YOUR TASK:
Every record must be transcribed in its entirety, apart from the images, which are to be omitted.

Figure record listings
■ ■ ■ ■ ■

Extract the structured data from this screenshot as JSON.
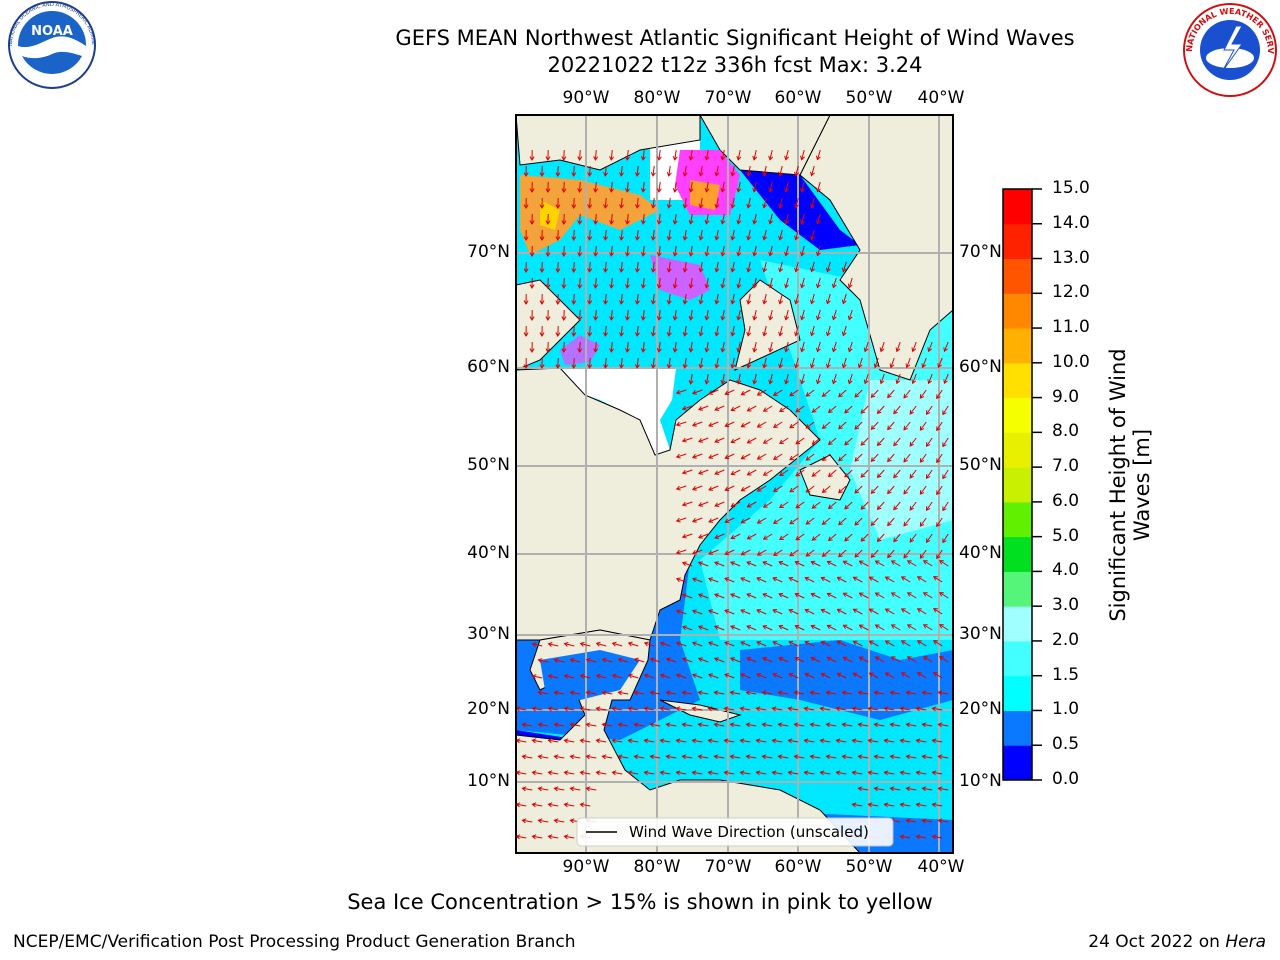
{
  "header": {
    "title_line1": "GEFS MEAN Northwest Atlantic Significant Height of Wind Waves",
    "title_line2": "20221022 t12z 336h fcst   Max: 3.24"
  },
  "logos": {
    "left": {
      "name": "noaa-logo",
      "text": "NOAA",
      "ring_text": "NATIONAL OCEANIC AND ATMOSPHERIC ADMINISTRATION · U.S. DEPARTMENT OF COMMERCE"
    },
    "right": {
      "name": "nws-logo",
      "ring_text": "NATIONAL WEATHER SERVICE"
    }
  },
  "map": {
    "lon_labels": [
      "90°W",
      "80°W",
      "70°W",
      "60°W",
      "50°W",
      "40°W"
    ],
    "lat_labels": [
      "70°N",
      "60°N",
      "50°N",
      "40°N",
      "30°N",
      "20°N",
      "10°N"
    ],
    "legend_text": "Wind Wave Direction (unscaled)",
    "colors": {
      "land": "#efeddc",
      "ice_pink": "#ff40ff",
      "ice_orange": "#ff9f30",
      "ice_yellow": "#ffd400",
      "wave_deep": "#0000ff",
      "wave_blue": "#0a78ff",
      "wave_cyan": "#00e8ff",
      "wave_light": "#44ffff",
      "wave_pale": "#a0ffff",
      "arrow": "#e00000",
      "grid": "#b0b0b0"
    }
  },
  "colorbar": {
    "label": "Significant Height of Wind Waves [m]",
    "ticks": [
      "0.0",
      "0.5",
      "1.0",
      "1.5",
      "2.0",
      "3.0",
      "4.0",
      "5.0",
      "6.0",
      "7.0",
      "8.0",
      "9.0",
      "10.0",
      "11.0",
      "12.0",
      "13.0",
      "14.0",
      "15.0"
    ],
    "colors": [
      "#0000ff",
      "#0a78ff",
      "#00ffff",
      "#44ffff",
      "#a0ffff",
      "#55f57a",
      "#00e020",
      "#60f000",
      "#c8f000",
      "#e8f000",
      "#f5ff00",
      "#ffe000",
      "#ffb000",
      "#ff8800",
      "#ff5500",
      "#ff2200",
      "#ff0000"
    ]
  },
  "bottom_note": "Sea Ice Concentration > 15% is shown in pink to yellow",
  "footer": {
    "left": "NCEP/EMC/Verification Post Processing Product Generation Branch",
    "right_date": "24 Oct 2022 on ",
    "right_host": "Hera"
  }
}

■ ■ ■ ■ ■

RESULT OF THE TASK:
Extract the structured data from this screenshot as JSON.
{
  "header": {
    "title_line1": "GEFS MEAN Northwest Atlantic Significant Height of Wind Waves",
    "title_line2": "20221022 t12z 336h fcst   Max: 3.24"
  },
  "logos": {
    "left": {
      "name": "noaa-logo",
      "text": "NOAA",
      "ring_text": "NATIONAL OCEANIC AND ATMOSPHERIC ADMINISTRATION · U.S. DEPARTMENT OF COMMERCE"
    },
    "right": {
      "name": "nws-logo",
      "ring_text": "NATIONAL WEATHER SERVICE"
    }
  },
  "map": {
    "lon_labels": [
      "90°W",
      "80°W",
      "70°W",
      "60°W",
      "50°W",
      "40°W"
    ],
    "lat_labels": [
      "70°N",
      "60°N",
      "50°N",
      "40°N",
      "30°N",
      "20°N",
      "10°N"
    ],
    "legend_text": "Wind Wave Direction (unscaled)",
    "colors": {
      "land": "#efeddc",
      "ice_pink": "#ff40ff",
      "ice_orange": "#ff9f30",
      "ice_yellow": "#ffd400",
      "wave_deep": "#0000ff",
      "wave_blue": "#0a78ff",
      "wave_cyan": "#00e8ff",
      "wave_light": "#44ffff",
      "wave_pale": "#a0ffff",
      "arrow": "#e00000",
      "grid": "#b0b0b0"
    }
  },
  "colorbar": {
    "label": "Significant Height of Wind Waves [m]",
    "ticks": [
      "0.0",
      "0.5",
      "1.0",
      "1.5",
      "2.0",
      "3.0",
      "4.0",
      "5.0",
      "6.0",
      "7.0",
      "8.0",
      "9.0",
      "10.0",
      "11.0",
      "12.0",
      "13.0",
      "14.0",
      "15.0"
    ],
    "colors": [
      "#0000ff",
      "#0a78ff",
      "#00ffff",
      "#44ffff",
      "#a0ffff",
      "#55f57a",
      "#00e020",
      "#60f000",
      "#c8f000",
      "#e8f000",
      "#f5ff00",
      "#ffe000",
      "#ffb000",
      "#ff8800",
      "#ff5500",
      "#ff2200",
      "#ff0000"
    ]
  },
  "bottom_note": "Sea Ice Concentration > 15% is shown in pink to yellow",
  "footer": {
    "left": "NCEP/EMC/Verification Post Processing Product Generation Branch",
    "right_date": "24 Oct 2022 on ",
    "right_host": "Hera"
  }
}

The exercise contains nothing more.